### Available records
---+---

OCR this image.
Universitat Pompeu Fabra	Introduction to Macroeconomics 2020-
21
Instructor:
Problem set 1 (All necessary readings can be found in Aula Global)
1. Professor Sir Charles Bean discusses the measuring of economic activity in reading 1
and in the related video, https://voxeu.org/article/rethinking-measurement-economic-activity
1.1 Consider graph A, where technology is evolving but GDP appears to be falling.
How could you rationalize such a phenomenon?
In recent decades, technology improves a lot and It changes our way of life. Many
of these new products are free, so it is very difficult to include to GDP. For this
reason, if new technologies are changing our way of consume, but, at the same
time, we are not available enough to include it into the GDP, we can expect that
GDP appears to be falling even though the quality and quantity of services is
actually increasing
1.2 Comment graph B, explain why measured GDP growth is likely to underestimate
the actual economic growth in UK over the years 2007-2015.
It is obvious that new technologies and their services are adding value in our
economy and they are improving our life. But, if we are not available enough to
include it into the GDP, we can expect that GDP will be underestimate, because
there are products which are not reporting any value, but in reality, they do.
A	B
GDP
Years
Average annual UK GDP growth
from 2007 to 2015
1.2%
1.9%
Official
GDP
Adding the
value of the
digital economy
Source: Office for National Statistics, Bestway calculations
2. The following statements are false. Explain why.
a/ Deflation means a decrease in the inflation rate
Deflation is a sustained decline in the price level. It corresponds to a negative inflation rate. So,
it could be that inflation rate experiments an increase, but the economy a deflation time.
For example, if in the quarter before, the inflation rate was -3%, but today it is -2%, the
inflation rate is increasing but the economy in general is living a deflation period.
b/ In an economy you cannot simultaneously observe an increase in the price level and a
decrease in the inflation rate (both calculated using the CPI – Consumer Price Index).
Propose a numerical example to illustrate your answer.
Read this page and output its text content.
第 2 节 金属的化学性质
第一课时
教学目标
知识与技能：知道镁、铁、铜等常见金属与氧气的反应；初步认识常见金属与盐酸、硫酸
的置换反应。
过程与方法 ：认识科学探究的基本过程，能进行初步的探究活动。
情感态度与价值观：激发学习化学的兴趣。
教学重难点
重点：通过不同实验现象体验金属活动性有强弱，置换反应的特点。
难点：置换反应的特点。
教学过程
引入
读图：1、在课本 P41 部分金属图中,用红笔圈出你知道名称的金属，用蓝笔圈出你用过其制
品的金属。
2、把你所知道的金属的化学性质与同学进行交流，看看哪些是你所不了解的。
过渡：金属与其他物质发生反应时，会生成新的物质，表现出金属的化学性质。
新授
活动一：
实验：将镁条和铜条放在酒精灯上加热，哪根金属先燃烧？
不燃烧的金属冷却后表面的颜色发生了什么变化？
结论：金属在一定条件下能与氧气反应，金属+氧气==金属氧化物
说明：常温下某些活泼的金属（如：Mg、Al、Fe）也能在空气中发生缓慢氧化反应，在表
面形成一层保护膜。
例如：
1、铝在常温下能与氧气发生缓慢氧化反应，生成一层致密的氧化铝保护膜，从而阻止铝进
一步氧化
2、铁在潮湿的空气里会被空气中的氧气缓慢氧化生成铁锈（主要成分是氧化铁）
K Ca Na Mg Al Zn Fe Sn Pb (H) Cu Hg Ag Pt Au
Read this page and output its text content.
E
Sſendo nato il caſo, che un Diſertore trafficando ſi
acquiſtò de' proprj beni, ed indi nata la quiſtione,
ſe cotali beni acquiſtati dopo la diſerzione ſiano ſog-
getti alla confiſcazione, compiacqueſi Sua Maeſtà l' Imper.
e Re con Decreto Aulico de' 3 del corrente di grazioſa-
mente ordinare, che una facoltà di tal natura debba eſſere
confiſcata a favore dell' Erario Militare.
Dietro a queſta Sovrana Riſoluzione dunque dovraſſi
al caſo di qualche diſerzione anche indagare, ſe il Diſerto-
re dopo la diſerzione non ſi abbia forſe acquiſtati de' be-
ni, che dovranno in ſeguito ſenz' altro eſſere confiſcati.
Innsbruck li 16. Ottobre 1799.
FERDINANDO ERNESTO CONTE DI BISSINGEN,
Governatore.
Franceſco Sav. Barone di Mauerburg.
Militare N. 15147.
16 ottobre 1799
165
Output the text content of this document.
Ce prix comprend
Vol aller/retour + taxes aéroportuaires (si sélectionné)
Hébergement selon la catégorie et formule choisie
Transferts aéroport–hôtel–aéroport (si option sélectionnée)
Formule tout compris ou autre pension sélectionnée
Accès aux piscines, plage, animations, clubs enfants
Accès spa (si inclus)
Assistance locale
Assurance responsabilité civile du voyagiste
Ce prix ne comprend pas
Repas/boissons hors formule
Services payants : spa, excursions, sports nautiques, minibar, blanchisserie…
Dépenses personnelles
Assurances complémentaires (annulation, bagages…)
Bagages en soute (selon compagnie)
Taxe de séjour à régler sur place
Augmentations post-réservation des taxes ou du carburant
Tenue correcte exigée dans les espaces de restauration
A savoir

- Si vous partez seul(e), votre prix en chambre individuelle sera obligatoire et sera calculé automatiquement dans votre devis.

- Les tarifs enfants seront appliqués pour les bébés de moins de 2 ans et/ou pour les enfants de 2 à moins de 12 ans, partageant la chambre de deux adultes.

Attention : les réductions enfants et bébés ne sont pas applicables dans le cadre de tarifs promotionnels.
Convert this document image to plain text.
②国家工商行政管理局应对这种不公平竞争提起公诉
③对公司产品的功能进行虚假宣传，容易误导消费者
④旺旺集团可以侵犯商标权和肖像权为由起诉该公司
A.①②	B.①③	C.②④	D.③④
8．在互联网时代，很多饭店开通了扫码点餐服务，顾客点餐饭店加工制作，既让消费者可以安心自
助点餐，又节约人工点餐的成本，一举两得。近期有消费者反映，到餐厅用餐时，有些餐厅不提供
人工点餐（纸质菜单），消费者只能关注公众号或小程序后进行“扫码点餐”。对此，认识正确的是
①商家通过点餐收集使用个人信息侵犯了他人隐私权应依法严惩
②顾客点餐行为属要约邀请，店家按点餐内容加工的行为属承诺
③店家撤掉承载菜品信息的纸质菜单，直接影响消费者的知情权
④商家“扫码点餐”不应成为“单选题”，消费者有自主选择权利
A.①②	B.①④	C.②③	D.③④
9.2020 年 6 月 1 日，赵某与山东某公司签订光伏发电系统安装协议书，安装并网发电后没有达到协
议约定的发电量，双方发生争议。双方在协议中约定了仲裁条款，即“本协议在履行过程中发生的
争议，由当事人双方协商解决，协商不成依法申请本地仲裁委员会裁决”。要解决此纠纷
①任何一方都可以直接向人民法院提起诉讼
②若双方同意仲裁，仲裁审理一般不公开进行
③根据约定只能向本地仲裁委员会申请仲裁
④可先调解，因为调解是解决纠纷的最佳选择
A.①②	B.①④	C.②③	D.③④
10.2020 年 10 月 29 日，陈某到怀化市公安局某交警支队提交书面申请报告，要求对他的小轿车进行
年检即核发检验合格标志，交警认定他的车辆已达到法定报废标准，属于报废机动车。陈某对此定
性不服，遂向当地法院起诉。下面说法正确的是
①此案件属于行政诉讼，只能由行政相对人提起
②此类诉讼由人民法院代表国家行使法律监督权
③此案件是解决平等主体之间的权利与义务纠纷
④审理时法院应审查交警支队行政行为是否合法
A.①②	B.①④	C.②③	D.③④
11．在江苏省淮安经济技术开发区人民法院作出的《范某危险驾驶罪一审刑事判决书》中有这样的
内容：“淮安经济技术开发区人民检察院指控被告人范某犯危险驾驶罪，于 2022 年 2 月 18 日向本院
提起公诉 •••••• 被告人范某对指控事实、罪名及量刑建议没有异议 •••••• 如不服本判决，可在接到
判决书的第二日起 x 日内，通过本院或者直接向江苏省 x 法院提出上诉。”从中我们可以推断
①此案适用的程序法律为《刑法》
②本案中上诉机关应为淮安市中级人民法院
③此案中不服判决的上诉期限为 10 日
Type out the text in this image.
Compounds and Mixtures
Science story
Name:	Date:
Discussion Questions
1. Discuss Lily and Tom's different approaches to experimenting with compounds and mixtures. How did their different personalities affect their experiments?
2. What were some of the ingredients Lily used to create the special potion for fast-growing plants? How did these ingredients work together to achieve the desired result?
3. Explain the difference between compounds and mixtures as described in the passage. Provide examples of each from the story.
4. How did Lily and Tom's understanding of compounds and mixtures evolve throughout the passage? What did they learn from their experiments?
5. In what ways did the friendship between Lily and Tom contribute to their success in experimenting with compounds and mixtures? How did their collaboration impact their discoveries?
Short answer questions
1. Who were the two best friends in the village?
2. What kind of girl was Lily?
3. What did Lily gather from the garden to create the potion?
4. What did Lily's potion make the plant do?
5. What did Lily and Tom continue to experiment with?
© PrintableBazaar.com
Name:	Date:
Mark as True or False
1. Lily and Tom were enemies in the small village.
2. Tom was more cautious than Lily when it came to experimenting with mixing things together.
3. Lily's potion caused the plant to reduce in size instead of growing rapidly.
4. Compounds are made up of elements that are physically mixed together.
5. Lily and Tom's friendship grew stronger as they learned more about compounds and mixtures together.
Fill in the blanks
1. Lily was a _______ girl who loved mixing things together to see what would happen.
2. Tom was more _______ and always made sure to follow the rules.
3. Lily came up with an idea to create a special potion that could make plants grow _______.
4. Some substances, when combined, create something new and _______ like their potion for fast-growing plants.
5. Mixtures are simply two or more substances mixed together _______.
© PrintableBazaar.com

---+---

### What needs to be done
From the data above, show each line that contains "activity".

### Result
1. Professor Sir Charles Bean discusses the measuring of economic activity in reading 1
and in the related video, https://voxeu.org/article/rethinking-measurement-economic-activity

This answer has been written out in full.